Do this:
Restate each of the lines given below, word for word.

(Records from a dataset)
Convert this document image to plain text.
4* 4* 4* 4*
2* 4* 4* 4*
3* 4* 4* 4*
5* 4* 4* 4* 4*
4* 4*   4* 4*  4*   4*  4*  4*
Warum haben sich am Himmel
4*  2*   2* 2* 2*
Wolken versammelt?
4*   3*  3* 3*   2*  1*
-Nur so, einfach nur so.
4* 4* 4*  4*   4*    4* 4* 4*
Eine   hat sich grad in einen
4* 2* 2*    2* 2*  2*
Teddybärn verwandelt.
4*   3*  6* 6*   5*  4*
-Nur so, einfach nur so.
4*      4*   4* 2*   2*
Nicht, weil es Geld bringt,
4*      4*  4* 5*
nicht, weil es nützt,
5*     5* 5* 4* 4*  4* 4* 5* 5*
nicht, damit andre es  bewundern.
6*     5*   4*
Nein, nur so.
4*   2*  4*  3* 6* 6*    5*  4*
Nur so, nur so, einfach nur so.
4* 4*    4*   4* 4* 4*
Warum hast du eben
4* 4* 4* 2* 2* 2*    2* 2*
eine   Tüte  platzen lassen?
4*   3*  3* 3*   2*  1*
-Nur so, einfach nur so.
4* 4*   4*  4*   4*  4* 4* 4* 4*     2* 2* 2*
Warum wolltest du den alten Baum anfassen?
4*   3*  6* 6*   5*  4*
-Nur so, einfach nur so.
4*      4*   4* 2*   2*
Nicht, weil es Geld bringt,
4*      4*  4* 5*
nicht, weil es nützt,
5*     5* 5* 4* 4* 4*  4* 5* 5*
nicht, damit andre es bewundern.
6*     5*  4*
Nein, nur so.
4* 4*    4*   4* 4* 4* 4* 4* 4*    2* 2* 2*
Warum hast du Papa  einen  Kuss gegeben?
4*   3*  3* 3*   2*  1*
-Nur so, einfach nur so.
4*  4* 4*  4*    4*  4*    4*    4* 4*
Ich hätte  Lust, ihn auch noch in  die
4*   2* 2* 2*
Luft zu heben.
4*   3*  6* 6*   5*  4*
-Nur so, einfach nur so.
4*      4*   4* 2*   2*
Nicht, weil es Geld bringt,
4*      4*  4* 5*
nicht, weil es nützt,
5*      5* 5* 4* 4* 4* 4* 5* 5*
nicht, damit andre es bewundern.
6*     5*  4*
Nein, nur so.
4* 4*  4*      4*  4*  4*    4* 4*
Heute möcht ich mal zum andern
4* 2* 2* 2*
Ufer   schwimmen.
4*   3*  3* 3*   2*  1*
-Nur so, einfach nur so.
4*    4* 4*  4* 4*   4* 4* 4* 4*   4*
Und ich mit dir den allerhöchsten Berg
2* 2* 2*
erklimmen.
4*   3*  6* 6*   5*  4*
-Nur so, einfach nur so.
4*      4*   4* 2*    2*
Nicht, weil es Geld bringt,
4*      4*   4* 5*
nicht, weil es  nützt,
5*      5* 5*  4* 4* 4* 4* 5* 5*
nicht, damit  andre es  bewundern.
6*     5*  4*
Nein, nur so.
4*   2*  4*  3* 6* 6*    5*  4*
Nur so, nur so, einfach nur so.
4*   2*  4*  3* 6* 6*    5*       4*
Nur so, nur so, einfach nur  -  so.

Complete response:
Convert this document image to plain text.
4* 4* 4* 4*
2* 4* 4* 4*
3* 4* 4* 4*
5* 4* 4* 4* 4*
4* 4*   4* 4*  4*   4*  4*  4*
Warum haben sich am Himmel
4*  2*   2* 2* 2*
Wolken versammelt?
4*   3*  3* 3*   2*  1*
-Nur so, einfach nur so.
4* 4* 4*  4*   4*    4* 4* 4*
Eine   hat sich grad in einen
4* 2* 2*    2* 2*  2*
Teddybärn verwandelt.
4*   3*  6* 6*   5*  4*
-Nur so, einfach nur so.
4*      4*   4* 2*   2*
Nicht, weil es Geld bringt,
4*      4*  4* 5*
nicht, weil es nützt,
5*     5* 5* 4* 4*  4* 4* 5* 5*
nicht, damit andre es  bewundern.
6*     5*   4*
Nein, nur so.
4*   2*  4*  3* 6* 6*    5*  4*
Nur so, nur so, einfach nur so.
4* 4*    4*   4* 4* 4*
Warum hast du eben
4* 4* 4* 2* 2* 2*    2* 2*
eine   Tüte  platzen lassen?
4*   3*  3* 3*   2*  1*
-Nur so, einfach nur so.
4* 4*   4*  4*   4*  4* 4* 4* 4*     2* 2* 2*
Warum wolltest du den alten Baum anfassen?
4*   3*  6* 6*   5*  4*
-Nur so, einfach nur so.
4*      4*   4* 2*   2*
Nicht, weil es Geld bringt,
4*      4*  4* 5*
nicht, weil es nützt,
5*     5* 5* 4* 4* 4*  4* 5* 5*
nicht, damit andre es bewundern.
6*     5*  4*
Nein, nur so.
4* 4*    4*   4* 4* 4* 4* 4* 4*    2* 2* 2*
Warum hast du Papa  einen  Kuss gegeben?
4*   3*  3* 3*   2*  1*
-Nur so, einfach nur so.
4*  4* 4*  4*    4*  4*    4*    4* 4*
Ich hätte  Lust, ihn auch noch in  die
4*   2* 2* 2*
Luft zu heben.
4*   3*  6* 6*   5*  4*
-Nur so, einfach nur so.
4*      4*   4* 2*   2*
Nicht, weil es Geld bringt,
4*      4*  4* 5*
nicht, weil es nützt,
5*      5* 5* 4* 4* 4* 4* 5* 5*
nicht, damit andre es bewundern.
6*     5*  4*
Nein, nur so.
4* 4*  4*      4*  4*  4*    4* 4*
Heute möcht ich mal zum andern
4* 2* 2* 2*
Ufer   schwimmen.
4*   3*  3* 3*   2*  1*
-Nur so, einfach nur so.
4*    4* 4*  4* 4*   4* 4* 4* 4*   4*
Und ich mit dir den allerhöchsten Berg
2* 2* 2*
erklimmen.
4*   3*  6* 6*   5*  4*
-Nur so, einfach nur so.
4*      4*   4* 2*    2*
Nicht, weil es Geld bringt,
4*      4*   4* 5*
nicht, weil es  nützt,
5*      5* 5*  4* 4* 4* 4* 5* 5*
nicht, damit  andre es  bewundern.
6*     5*  4*
Nein, nur so.
4*   2*  4*  3* 6* 6*    5*  4*
Nur so, nur so, einfach nur so.
4*   2*  4*  3* 6* 6*    5*       4*
Nur so, nur so, einfach nur  -  so.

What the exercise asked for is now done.